Records to process |
☆ ☆ ☆ ☆ ☆
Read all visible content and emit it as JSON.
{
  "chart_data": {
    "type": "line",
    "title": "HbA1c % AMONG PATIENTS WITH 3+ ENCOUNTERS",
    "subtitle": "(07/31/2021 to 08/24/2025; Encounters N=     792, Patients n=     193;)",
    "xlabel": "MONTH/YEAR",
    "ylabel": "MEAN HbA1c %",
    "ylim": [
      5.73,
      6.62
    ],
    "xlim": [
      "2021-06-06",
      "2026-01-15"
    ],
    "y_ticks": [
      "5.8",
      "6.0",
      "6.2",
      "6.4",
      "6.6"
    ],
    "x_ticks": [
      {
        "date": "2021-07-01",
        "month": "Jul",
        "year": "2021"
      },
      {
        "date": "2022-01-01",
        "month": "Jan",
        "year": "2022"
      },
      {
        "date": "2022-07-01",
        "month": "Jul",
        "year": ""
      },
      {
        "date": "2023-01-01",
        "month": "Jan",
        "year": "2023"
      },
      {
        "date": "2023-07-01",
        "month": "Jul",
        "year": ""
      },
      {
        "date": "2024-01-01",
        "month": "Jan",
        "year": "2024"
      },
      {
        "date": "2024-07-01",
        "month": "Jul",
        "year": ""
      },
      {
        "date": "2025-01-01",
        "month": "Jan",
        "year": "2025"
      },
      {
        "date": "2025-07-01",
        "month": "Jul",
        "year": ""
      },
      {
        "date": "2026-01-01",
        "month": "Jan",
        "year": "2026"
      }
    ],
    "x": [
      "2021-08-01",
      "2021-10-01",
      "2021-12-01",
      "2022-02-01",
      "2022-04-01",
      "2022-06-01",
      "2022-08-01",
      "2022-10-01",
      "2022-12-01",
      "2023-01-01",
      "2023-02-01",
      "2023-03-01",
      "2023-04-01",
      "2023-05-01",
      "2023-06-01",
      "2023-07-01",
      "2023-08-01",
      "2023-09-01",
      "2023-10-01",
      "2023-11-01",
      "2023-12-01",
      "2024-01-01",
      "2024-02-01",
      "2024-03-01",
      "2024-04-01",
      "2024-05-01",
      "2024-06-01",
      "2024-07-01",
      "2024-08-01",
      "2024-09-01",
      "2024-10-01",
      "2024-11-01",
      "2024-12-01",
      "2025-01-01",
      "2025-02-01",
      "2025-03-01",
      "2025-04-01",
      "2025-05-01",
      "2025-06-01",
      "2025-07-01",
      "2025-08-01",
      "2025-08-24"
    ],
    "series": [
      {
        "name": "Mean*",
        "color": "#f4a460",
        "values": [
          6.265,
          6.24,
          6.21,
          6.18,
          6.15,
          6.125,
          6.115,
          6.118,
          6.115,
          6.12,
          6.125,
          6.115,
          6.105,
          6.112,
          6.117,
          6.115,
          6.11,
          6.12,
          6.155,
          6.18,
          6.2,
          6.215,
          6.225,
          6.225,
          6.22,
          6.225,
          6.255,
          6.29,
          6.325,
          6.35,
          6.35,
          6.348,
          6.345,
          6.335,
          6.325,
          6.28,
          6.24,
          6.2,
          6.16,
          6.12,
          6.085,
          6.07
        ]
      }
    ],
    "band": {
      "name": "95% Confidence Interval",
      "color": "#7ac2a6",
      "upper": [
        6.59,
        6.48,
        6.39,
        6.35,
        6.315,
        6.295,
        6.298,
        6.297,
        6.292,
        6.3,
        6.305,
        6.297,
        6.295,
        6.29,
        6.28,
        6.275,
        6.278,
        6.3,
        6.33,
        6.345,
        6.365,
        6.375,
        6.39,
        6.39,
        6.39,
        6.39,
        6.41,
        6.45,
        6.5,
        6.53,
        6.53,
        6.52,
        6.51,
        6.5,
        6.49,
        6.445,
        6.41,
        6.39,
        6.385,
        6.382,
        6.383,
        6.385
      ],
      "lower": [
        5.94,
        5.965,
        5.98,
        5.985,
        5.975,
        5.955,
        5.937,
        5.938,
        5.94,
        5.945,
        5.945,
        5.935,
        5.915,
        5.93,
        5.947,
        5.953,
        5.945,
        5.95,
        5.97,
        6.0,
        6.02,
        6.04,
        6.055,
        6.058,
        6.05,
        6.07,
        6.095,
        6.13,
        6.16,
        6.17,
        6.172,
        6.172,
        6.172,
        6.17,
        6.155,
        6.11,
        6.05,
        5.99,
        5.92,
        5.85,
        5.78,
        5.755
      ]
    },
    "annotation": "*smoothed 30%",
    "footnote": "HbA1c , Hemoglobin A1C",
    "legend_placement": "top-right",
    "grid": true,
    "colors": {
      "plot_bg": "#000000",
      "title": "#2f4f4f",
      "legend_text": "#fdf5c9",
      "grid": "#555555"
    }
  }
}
☆ ☆ ☆ ☆ ☆
Work task | What belongs in the answer is each line of the data that has the word "date".

Answer box |
        "date": "2021-07-01",
        "date": "2022-01-01",
        "date": "2022-07-01",
        "date": "2023-01-01",
        "date": "2023-07-01",
        "date": "2024-01-01",
        "date": "2024-07-01",
        "date": "2025-01-01",
        "date": "2025-07-01",
        "date": "2026-01-01",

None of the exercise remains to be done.